#### [Dataset records]
################

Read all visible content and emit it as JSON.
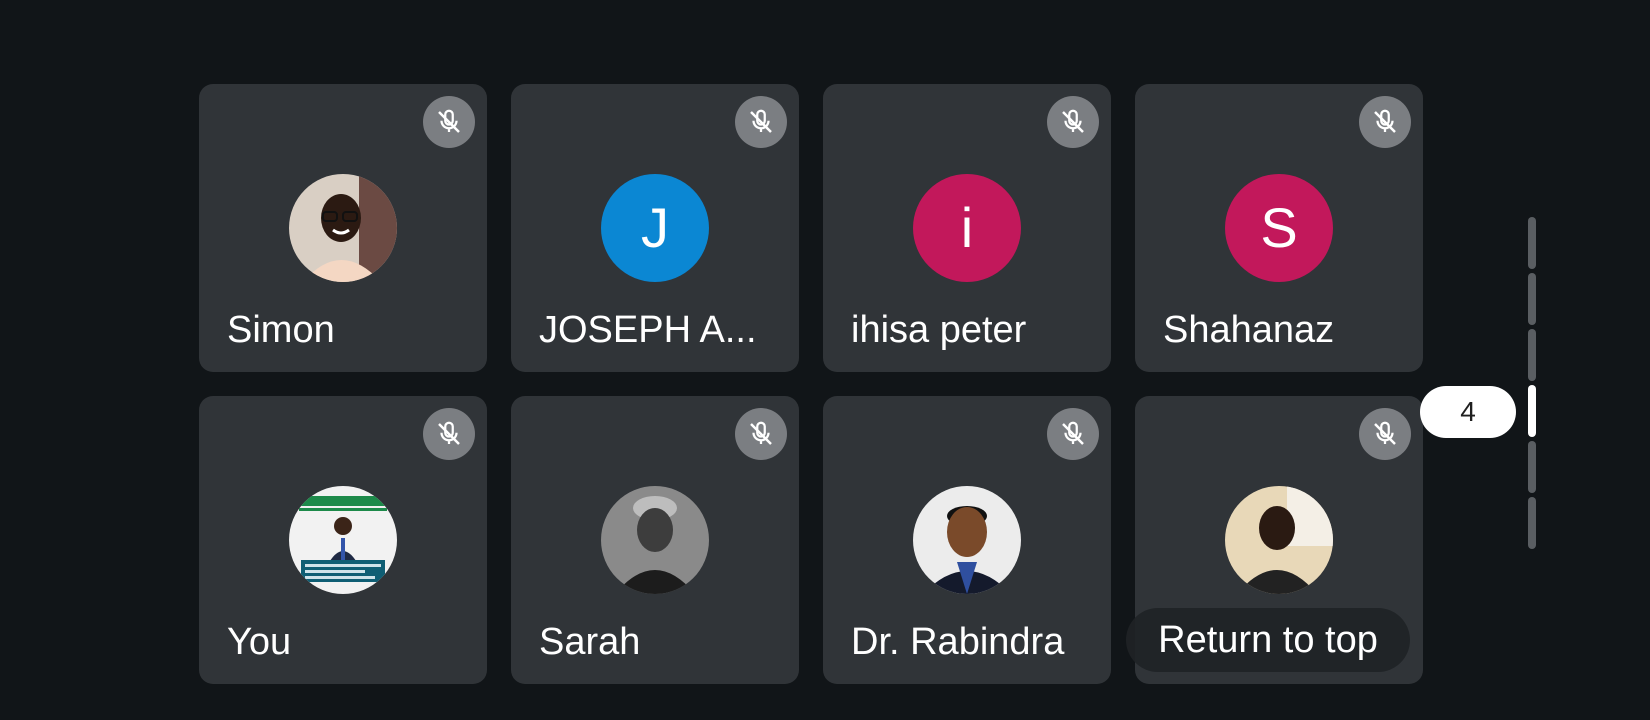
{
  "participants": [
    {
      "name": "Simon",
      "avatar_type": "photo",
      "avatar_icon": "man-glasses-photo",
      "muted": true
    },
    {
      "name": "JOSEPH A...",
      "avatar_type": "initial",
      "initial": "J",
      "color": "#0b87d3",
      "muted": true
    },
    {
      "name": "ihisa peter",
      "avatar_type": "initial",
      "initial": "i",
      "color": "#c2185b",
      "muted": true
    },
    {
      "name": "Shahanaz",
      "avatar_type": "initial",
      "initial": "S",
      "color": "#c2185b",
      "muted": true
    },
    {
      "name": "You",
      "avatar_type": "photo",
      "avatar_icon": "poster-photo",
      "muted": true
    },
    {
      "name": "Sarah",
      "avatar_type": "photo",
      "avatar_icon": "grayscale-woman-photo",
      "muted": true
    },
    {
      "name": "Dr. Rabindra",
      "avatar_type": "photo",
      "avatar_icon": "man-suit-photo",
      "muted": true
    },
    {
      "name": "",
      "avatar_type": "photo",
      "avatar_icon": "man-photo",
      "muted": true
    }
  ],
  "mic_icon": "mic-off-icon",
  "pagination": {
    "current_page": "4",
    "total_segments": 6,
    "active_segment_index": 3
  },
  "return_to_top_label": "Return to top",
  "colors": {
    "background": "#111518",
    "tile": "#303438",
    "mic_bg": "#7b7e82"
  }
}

################

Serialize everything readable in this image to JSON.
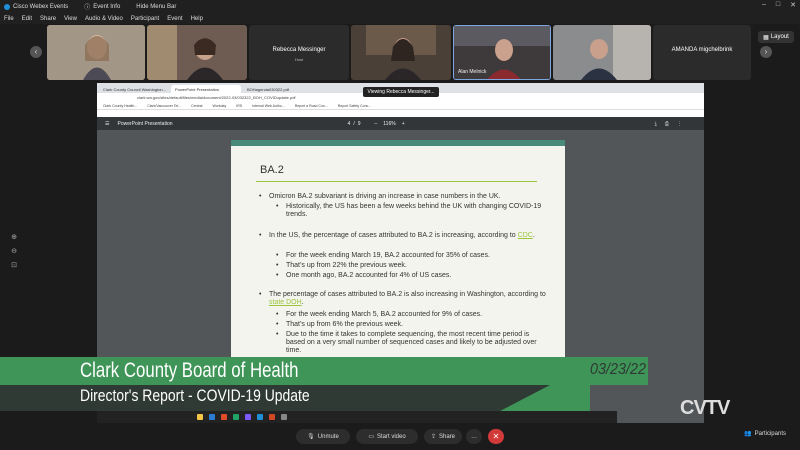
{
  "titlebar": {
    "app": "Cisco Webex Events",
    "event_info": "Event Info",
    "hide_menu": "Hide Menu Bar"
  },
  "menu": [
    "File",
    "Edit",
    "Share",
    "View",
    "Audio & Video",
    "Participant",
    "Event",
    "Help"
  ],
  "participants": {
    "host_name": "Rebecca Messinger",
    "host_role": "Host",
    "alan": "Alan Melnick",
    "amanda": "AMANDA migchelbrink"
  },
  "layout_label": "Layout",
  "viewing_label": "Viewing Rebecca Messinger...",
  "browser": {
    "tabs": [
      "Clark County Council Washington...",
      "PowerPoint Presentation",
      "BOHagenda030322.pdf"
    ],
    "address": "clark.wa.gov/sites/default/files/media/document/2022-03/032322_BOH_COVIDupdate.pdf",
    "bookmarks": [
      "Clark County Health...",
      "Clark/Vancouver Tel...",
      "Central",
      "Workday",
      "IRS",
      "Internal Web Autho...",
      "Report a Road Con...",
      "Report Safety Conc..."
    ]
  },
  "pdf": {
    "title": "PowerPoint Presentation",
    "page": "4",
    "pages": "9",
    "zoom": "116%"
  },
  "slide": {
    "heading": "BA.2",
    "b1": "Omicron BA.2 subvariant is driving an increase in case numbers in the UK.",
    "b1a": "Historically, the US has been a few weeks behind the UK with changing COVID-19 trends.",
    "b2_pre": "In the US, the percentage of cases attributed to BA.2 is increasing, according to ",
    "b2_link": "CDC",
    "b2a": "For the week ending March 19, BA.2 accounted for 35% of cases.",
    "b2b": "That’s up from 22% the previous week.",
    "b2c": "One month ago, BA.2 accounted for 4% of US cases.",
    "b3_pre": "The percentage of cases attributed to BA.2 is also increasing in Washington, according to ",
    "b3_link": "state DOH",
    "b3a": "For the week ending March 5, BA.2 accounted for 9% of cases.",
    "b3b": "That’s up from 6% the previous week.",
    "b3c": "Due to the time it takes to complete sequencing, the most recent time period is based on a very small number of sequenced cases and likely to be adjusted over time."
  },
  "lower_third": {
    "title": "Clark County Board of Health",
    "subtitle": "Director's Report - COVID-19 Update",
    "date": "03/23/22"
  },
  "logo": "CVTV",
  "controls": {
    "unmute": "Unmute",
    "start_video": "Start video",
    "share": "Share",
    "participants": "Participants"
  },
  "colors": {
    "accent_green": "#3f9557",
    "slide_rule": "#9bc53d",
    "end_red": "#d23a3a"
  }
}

################

#### [WORK INSTRUCTIONS]
Look through the records and gather every line containing "percentage".

#### [OUTPUT]
    "b2_pre": "In the US, the percentage of cases attributed to BA.2 is increasing, according to ",
    "b3_pre": "The percentage of cases attributed to BA.2 is also increasing in Washington, according to ",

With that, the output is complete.